Short task — Quote every line of the data below as it stands, omitting pictures.

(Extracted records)

────────────────────────────────────────

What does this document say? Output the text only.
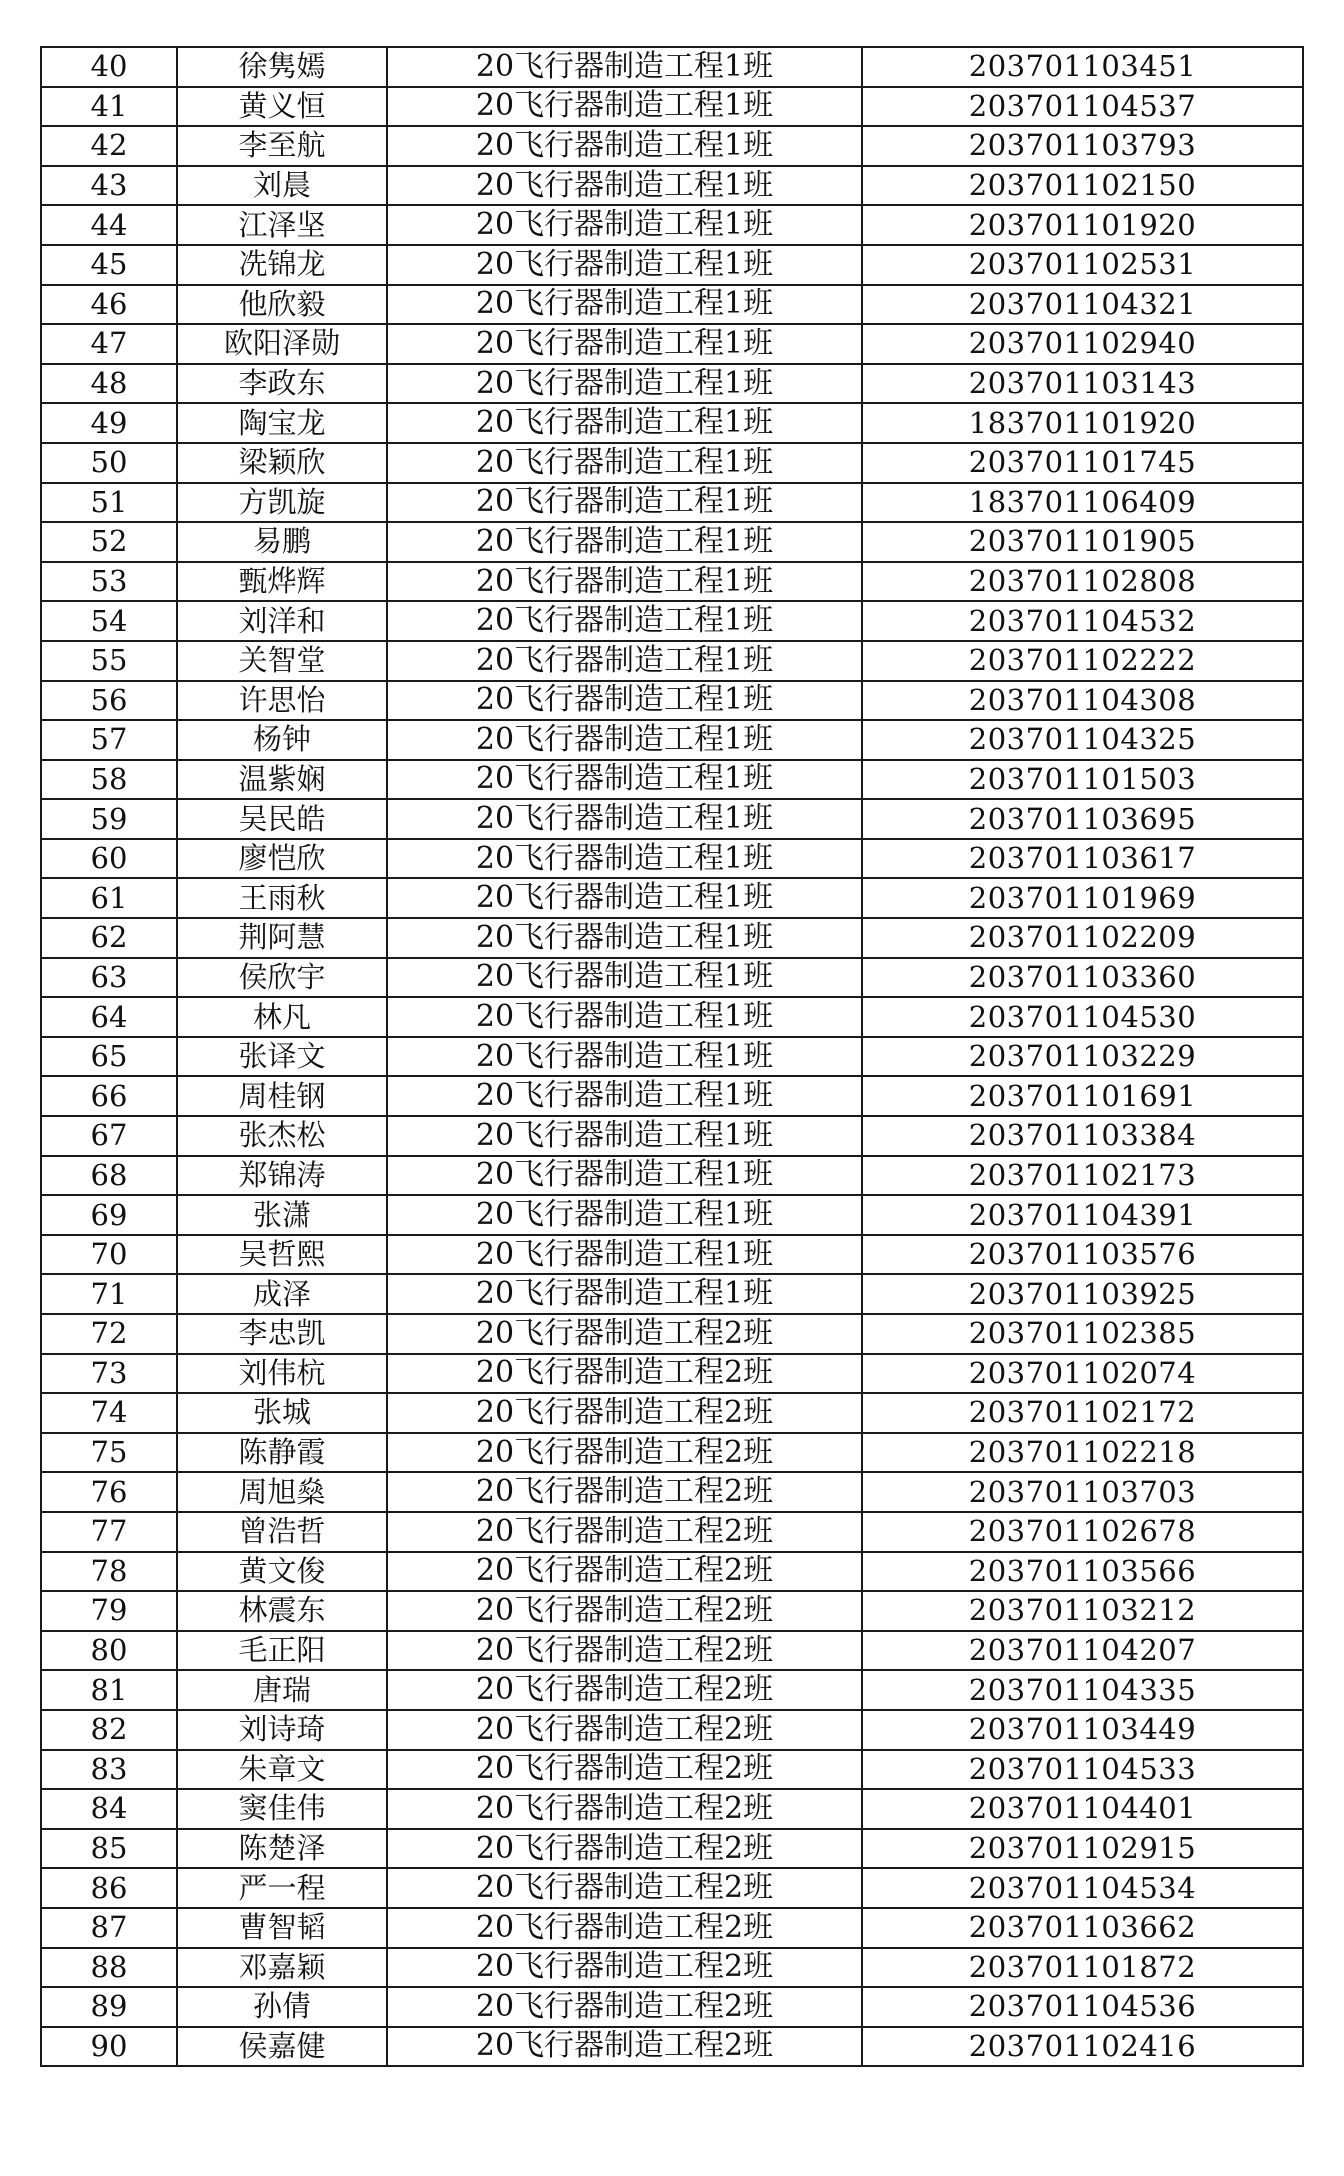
40	徐隽嫣	20飞行器制造工程1班	203701103451
41	黄义恒	20飞行器制造工程1班	203701104537
42	李至航	20飞行器制造工程1班	203701103793
43	刘晨	20飞行器制造工程1班	203701102150
44	江泽坚	20飞行器制造工程1班	203701101920
45	冼锦龙	20飞行器制造工程1班	203701102531
46	他欣毅	20飞行器制造工程1班	203701104321
47	欧阳泽勋	20飞行器制造工程1班	203701102940
48	李政东	20飞行器制造工程1班	203701103143
49	陶宝龙	20飞行器制造工程1班	183701101920
50	梁颖欣	20飞行器制造工程1班	203701101745
51	方凯旋	20飞行器制造工程1班	183701106409
52	易鹏	20飞行器制造工程1班	203701101905
53	甄烨辉	20飞行器制造工程1班	203701102808
54	刘洋和	20飞行器制造工程1班	203701104532
55	关智堂	20飞行器制造工程1班	203701102222
56	许思怡	20飞行器制造工程1班	203701104308
57	杨钟	20飞行器制造工程1班	203701104325
58	温紫娴	20飞行器制造工程1班	203701101503
59	吴民皓	20飞行器制造工程1班	203701103695
60	廖恺欣	20飞行器制造工程1班	203701103617
61	王雨秋	20飞行器制造工程1班	203701101969
62	荆阿慧	20飞行器制造工程1班	203701102209
63	侯欣宇	20飞行器制造工程1班	203701103360
64	林凡	20飞行器制造工程1班	203701104530
65	张译文	20飞行器制造工程1班	203701103229
66	周桂钢	20飞行器制造工程1班	203701101691
67	张杰松	20飞行器制造工程1班	203701103384
68	郑锦涛	20飞行器制造工程1班	203701102173
69	张潇	20飞行器制造工程1班	203701104391
70	吴哲熙	20飞行器制造工程1班	203701103576
71	成泽	20飞行器制造工程1班	203701103925
72	李忠凯	20飞行器制造工程2班	203701102385
73	刘伟杭	20飞行器制造工程2班	203701102074
74	张城	20飞行器制造工程2班	203701102172
75	陈静霞	20飞行器制造工程2班	203701102218
76	周旭燊	20飞行器制造工程2班	203701103703
77	曾浩哲	20飞行器制造工程2班	203701102678
78	黄文俊	20飞行器制造工程2班	203701103566
79	林震东	20飞行器制造工程2班	203701103212
80	毛正阳	20飞行器制造工程2班	203701104207
81	唐瑞	20飞行器制造工程2班	203701104335
82	刘诗琦	20飞行器制造工程2班	203701103449
83	朱章文	20飞行器制造工程2班	203701104533
84	窦佳伟	20飞行器制造工程2班	203701104401
85	陈楚泽	20飞行器制造工程2班	203701102915
86	严一程	20飞行器制造工程2班	203701104534
87	曹智韬	20飞行器制造工程2班	203701103662
88	邓嘉颖	20飞行器制造工程2班	203701101872
89	孙倩	20飞行器制造工程2班	203701104536
90	侯嘉健	20飞行器制造工程2班	203701102416
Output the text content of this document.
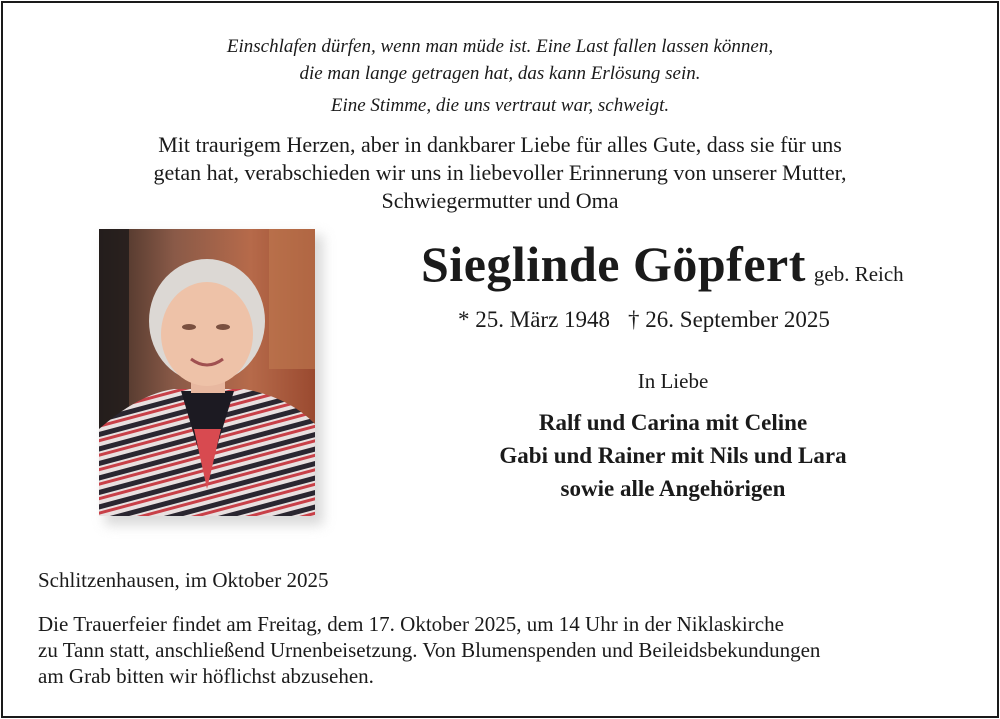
Einschlafen dürfen, wenn man müde ist. Eine Last fallen lassen können,
die man lange getragen hat, das kann Erlösung sein.
Eine Stimme, die uns vertraut war, schweigt.
Mit traurigem Herzen, aber in dankbarer Liebe für alles Gute, dass sie für uns
getan hat, verabschieden wir uns in liebevoller Erinnerung von unserer Mutter,
Schwiegermutter und Oma
Sieglinde Göpfert geb. Reich
* 25. März 1948 † 26. September 2025
In Liebe
Ralf und Carina mit Celine
Gabi und Rainer mit Nils und Lara
sowie alle Angehörigen
Schlitzenhausen, im Oktober 2025
Die Trauerfeier findet am Freitag, dem 17. Oktober 2025, um 14 Uhr in der Niklaskirche
zu Tann statt, anschließend Urnenbeisetzung. Von Blumenspenden und Beileidsbekundungen
am Grab bitten wir höflichst abzusehen.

────────────────────────────────────────

Response —
What does this document say? Output the text only.
40	徐隽嫣	20飞行器制造工程1班	203701103451
41	黄义恒	20飞行器制造工程1班	203701104537
42	李至航	20飞行器制造工程1班	203701103793
43	刘晨	20飞行器制造工程1班	203701102150
44	江泽坚	20飞行器制造工程1班	203701101920
45	冼锦龙	20飞行器制造工程1班	203701102531
46	他欣毅	20飞行器制造工程1班	203701104321
47	欧阳泽勋	20飞行器制造工程1班	203701102940
48	李政东	20飞行器制造工程1班	203701103143
49	陶宝龙	20飞行器制造工程1班	183701101920
50	梁颖欣	20飞行器制造工程1班	203701101745
51	方凯旋	20飞行器制造工程1班	183701106409
52	易鹏	20飞行器制造工程1班	203701101905
53	甄烨辉	20飞行器制造工程1班	203701102808
54	刘洋和	20飞行器制造工程1班	203701104532
55	关智堂	20飞行器制造工程1班	203701102222
56	许思怡	20飞行器制造工程1班	203701104308
57	杨钟	20飞行器制造工程1班	203701104325
58	温紫娴	20飞行器制造工程1班	203701101503
59	吴民皓	20飞行器制造工程1班	203701103695
60	廖恺欣	20飞行器制造工程1班	203701103617
61	王雨秋	20飞行器制造工程1班	203701101969
62	荆阿慧	20飞行器制造工程1班	203701102209
63	侯欣宇	20飞行器制造工程1班	203701103360
64	林凡	20飞行器制造工程1班	203701104530
65	张译文	20飞行器制造工程1班	203701103229
66	周桂钢	20飞行器制造工程1班	203701101691
67	张杰松	20飞行器制造工程1班	203701103384
68	郑锦涛	20飞行器制造工程1班	203701102173
69	张潇	20飞行器制造工程1班	203701104391
70	吴哲熙	20飞行器制造工程1班	203701103576
71	成泽	20飞行器制造工程1班	203701103925
72	李忠凯	20飞行器制造工程2班	203701102385
73	刘伟杭	20飞行器制造工程2班	203701102074
74	张城	20飞行器制造工程2班	203701102172
75	陈静霞	20飞行器制造工程2班	203701102218
76	周旭燊	20飞行器制造工程2班	203701103703
77	曾浩哲	20飞行器制造工程2班	203701102678
78	黄文俊	20飞行器制造工程2班	203701103566
79	林震东	20飞行器制造工程2班	203701103212
80	毛正阳	20飞行器制造工程2班	203701104207
81	唐瑞	20飞行器制造工程2班	203701104335
82	刘诗琦	20飞行器制造工程2班	203701103449
83	朱章文	20飞行器制造工程2班	203701104533
84	窦佳伟	20飞行器制造工程2班	203701104401
85	陈楚泽	20飞行器制造工程2班	203701102915
86	严一程	20飞行器制造工程2班	203701104534
87	曹智韬	20飞行器制造工程2班	203701103662
88	邓嘉颖	20飞行器制造工程2班	203701101872
89	孙倩	20飞行器制造工程2班	203701104536
90	侯嘉健	20飞行器制造工程2班	203701102416
Output the text content of this document.
Einschlafen dürfen, wenn man müde ist. Eine Last fallen lassen können,
die man lange getragen hat, das kann Erlösung sein.
Eine Stimme, die uns vertraut war, schweigt.
Mit traurigem Herzen, aber in dankbarer Liebe für alles Gute, dass sie für uns
getan hat, verabschieden wir uns in liebevoller Erinnerung von unserer Mutter,
Schwiegermutter und Oma
Sieglinde Göpfert geb. Reich
* 25. März 1948 † 26. September 2025
In Liebe
Ralf und Carina mit Celine
Gabi und Rainer mit Nils und Lara
sowie alle Angehörigen
Schlitzenhausen, im Oktober 2025
Die Trauerfeier findet am Freitag, dem 17. Oktober 2025, um 14 Uhr in der Niklaskirche
zu Tann statt, anschließend Urnenbeisetzung. Von Blumenspenden und Beileidsbekundungen
am Grab bitten wir höflichst abzusehen.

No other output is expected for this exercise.